Exercise
Rewrite the records below, replacing each "action-divider" with "action-separator" and leaving everything else unchanged.

○ ○ ○ ○ ○ ○ ○

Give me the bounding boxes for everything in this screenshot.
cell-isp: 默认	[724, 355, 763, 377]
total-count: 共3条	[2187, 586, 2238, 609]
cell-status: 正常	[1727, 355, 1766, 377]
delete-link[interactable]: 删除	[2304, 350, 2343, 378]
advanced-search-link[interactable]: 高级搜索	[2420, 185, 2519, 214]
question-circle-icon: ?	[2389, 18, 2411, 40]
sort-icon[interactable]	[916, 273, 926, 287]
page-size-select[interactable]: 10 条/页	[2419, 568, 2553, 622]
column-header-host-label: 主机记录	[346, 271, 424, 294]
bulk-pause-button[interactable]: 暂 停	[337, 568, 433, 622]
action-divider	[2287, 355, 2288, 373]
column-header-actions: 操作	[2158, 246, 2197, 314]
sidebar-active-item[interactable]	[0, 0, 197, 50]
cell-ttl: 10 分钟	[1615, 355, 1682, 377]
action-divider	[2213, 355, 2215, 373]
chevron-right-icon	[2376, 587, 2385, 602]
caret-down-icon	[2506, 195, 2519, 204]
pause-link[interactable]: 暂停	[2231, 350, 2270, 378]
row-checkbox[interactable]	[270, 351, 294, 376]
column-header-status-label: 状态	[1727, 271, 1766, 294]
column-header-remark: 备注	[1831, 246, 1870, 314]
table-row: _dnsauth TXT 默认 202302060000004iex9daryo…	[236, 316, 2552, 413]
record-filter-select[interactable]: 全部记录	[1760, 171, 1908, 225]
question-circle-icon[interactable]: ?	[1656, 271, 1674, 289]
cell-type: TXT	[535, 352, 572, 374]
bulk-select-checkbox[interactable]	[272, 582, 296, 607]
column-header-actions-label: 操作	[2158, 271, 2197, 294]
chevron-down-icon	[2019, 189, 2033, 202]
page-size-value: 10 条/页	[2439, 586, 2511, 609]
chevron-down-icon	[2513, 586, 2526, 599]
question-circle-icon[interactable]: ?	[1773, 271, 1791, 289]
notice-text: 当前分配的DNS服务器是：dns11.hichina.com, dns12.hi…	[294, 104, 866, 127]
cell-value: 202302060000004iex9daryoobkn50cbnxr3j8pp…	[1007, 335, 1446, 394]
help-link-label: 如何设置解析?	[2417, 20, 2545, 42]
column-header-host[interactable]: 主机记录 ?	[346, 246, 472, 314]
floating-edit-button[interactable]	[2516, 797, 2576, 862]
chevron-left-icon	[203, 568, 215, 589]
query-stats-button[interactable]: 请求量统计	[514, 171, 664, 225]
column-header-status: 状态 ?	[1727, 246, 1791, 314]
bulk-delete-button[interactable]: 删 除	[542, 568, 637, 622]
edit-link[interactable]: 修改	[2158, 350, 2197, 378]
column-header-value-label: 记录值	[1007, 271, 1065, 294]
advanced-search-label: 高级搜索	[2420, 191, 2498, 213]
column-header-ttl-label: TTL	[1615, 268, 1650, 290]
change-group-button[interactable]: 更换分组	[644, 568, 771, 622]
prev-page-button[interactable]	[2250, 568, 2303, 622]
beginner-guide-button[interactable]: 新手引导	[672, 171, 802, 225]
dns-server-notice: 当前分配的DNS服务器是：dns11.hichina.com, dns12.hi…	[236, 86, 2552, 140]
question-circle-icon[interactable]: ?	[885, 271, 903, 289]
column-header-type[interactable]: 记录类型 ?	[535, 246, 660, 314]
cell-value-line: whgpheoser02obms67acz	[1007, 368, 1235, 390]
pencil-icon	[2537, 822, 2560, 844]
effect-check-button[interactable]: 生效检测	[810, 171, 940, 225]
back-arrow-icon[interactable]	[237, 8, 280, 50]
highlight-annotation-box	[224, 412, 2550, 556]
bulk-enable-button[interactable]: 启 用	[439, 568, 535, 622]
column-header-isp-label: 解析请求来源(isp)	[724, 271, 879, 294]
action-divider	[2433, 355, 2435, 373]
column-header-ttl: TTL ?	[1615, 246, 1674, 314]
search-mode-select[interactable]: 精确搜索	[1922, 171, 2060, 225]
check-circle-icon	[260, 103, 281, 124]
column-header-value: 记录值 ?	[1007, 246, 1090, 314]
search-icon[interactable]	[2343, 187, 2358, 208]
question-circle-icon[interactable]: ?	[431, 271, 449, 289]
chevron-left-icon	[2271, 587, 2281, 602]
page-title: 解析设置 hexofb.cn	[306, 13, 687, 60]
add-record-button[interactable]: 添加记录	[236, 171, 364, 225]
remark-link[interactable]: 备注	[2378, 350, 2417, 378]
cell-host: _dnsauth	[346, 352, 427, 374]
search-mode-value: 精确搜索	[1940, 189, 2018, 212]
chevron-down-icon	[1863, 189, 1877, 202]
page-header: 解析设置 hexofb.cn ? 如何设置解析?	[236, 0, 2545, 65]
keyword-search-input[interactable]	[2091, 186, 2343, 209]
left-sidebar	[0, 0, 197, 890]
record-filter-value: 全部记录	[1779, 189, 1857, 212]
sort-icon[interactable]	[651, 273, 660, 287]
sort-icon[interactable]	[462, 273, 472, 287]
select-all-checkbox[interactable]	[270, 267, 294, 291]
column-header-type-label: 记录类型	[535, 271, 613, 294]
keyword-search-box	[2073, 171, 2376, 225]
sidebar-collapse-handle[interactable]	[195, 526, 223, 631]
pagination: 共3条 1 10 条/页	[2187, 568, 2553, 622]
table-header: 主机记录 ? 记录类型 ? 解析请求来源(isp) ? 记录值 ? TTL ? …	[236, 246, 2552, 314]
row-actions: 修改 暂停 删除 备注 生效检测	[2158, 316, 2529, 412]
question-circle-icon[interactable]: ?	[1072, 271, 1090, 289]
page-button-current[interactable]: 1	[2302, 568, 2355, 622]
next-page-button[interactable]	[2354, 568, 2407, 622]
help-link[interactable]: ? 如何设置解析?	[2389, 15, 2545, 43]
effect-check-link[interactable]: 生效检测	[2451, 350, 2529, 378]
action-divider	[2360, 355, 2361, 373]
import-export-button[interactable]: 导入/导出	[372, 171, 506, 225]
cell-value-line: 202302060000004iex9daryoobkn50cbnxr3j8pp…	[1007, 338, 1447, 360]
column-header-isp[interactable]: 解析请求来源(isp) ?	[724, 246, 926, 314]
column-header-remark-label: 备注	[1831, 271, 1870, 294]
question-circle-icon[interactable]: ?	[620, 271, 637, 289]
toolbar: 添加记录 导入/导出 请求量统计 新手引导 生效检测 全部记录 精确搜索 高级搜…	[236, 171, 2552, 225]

○ ○ ○ ○ ○ ○ ○

Solution for this problem
Give me the bounding boxes for everything in this screenshot.
cell-isp: 默认	[724, 355, 763, 377]
total-count: 共3条	[2187, 586, 2238, 609]
cell-status: 正常	[1727, 355, 1766, 377]
delete-link[interactable]: 删除	[2304, 350, 2343, 378]
advanced-search-link[interactable]: 高级搜索	[2420, 185, 2519, 214]
question-circle-icon: ?	[2389, 18, 2411, 40]
sort-icon[interactable]	[916, 273, 926, 287]
page-size-select[interactable]: 10 条/页	[2419, 568, 2553, 622]
column-header-host-label: 主机记录	[346, 271, 424, 294]
bulk-pause-button[interactable]: 暂 停	[337, 568, 433, 622]
action-separator	[2287, 355, 2288, 373]
column-header-actions: 操作	[2158, 246, 2197, 314]
sidebar-active-item[interactable]	[0, 0, 197, 50]
cell-ttl: 10 分钟	[1615, 355, 1682, 377]
action-separator	[2213, 355, 2215, 373]
chevron-right-icon	[2376, 587, 2385, 602]
caret-down-icon	[2506, 195, 2519, 204]
pause-link[interactable]: 暂停	[2231, 350, 2270, 378]
row-checkbox[interactable]	[270, 351, 294, 376]
column-header-status-label: 状态	[1727, 271, 1766, 294]
column-header-remark: 备注	[1831, 246, 1870, 314]
table-row: _dnsauth TXT 默认 202302060000004iex9daryo…	[236, 316, 2552, 413]
record-filter-select[interactable]: 全部记录	[1760, 171, 1908, 225]
question-circle-icon[interactable]: ?	[1656, 271, 1674, 289]
cell-type: TXT	[535, 352, 572, 374]
bulk-select-checkbox[interactable]	[272, 582, 296, 607]
column-header-actions-label: 操作	[2158, 271, 2197, 294]
chevron-down-icon	[2019, 189, 2033, 202]
page-size-value: 10 条/页	[2439, 586, 2511, 609]
chevron-down-icon	[2513, 586, 2526, 599]
question-circle-icon[interactable]: ?	[1773, 271, 1791, 289]
notice-text: 当前分配的DNS服务器是：dns11.hichina.com, dns12.hi…	[294, 104, 866, 127]
cell-value: 202302060000004iex9daryoobkn50cbnxr3j8pp…	[1007, 335, 1446, 394]
help-link-label: 如何设置解析?	[2417, 20, 2545, 42]
column-header-host[interactable]: 主机记录 ?	[346, 246, 472, 314]
floating-edit-button[interactable]	[2516, 797, 2576, 862]
chevron-left-icon	[203, 568, 215, 589]
query-stats-button[interactable]: 请求量统计	[514, 171, 664, 225]
column-header-status: 状态 ?	[1727, 246, 1791, 314]
bulk-delete-button[interactable]: 删 除	[542, 568, 637, 622]
edit-link[interactable]: 修改	[2158, 350, 2197, 378]
column-header-value-label: 记录值	[1007, 271, 1065, 294]
advanced-search-label: 高级搜索	[2420, 191, 2498, 213]
column-header-ttl-label: TTL	[1615, 268, 1650, 290]
change-group-button[interactable]: 更换分组	[644, 568, 771, 622]
prev-page-button[interactable]	[2250, 568, 2303, 622]
beginner-guide-button[interactable]: 新手引导	[672, 171, 802, 225]
dns-server-notice: 当前分配的DNS服务器是：dns11.hichina.com, dns12.hi…	[236, 86, 2552, 140]
question-circle-icon[interactable]: ?	[885, 271, 903, 289]
column-header-type[interactable]: 记录类型 ?	[535, 246, 660, 314]
cell-value-line: whgpheoser02obms67acz	[1007, 368, 1235, 390]
pencil-icon	[2537, 822, 2560, 844]
effect-check-button[interactable]: 生效检测	[810, 171, 940, 225]
back-arrow-icon[interactable]	[237, 8, 280, 50]
highlight-annotation-box	[224, 412, 2550, 556]
bulk-enable-button[interactable]: 启 用	[439, 568, 535, 622]
column-header-isp-label: 解析请求来源(isp)	[724, 271, 879, 294]
action-separator	[2433, 355, 2435, 373]
column-header-ttl: TTL ?	[1615, 246, 1674, 314]
search-mode-select[interactable]: 精确搜索	[1922, 171, 2060, 225]
check-circle-icon	[260, 103, 281, 124]
column-header-value: 记录值 ?	[1007, 246, 1090, 314]
search-icon[interactable]	[2343, 187, 2358, 208]
question-circle-icon[interactable]: ?	[431, 271, 449, 289]
chevron-left-icon	[2271, 587, 2281, 602]
page-title: 解析设置 hexofb.cn	[306, 13, 687, 60]
add-record-button[interactable]: 添加记录	[236, 171, 364, 225]
remark-link[interactable]: 备注	[2378, 350, 2417, 378]
cell-host: _dnsauth	[346, 352, 427, 374]
search-mode-value: 精确搜索	[1940, 189, 2018, 212]
chevron-down-icon	[1863, 189, 1877, 202]
page-header: 解析设置 hexofb.cn ? 如何设置解析?	[236, 0, 2545, 65]
keyword-search-input[interactable]	[2091, 186, 2343, 209]
left-sidebar	[0, 0, 197, 890]
record-filter-value: 全部记录	[1779, 189, 1857, 212]
sort-icon[interactable]	[651, 273, 660, 287]
sort-icon[interactable]	[462, 273, 472, 287]
select-all-checkbox[interactable]	[270, 267, 294, 291]
column-header-type-label: 记录类型	[535, 271, 613, 294]
keyword-search-box	[2073, 171, 2376, 225]
sidebar-collapse-handle[interactable]	[195, 526, 223, 631]
pagination: 共3条 1 10 条/页	[2187, 568, 2553, 622]
table-header: 主机记录 ? 记录类型 ? 解析请求来源(isp) ? 记录值 ? TTL ? …	[236, 246, 2552, 314]
row-actions: 修改 暂停 删除 备注 生效检测	[2158, 316, 2529, 412]
question-circle-icon[interactable]: ?	[1072, 271, 1090, 289]
page-button-current[interactable]: 1	[2302, 568, 2355, 622]
next-page-button[interactable]	[2354, 568, 2407, 622]
help-link[interactable]: ? 如何设置解析?	[2389, 15, 2545, 43]
effect-check-link[interactable]: 生效检测	[2451, 350, 2529, 378]
action-separator	[2360, 355, 2361, 373]
import-export-button[interactable]: 导入/导出	[372, 171, 506, 225]
cell-value-line: 202302060000004iex9daryoobkn50cbnxr3j8pp…	[1007, 338, 1447, 360]
column-header-isp[interactable]: 解析请求来源(isp) ?	[724, 246, 926, 314]
column-header-remark-label: 备注	[1831, 271, 1870, 294]
question-circle-icon[interactable]: ?	[620, 271, 637, 289]
toolbar: 添加记录 导入/导出 请求量统计 新手引导 生效检测 全部记录 精确搜索 高级搜…	[236, 171, 2552, 225]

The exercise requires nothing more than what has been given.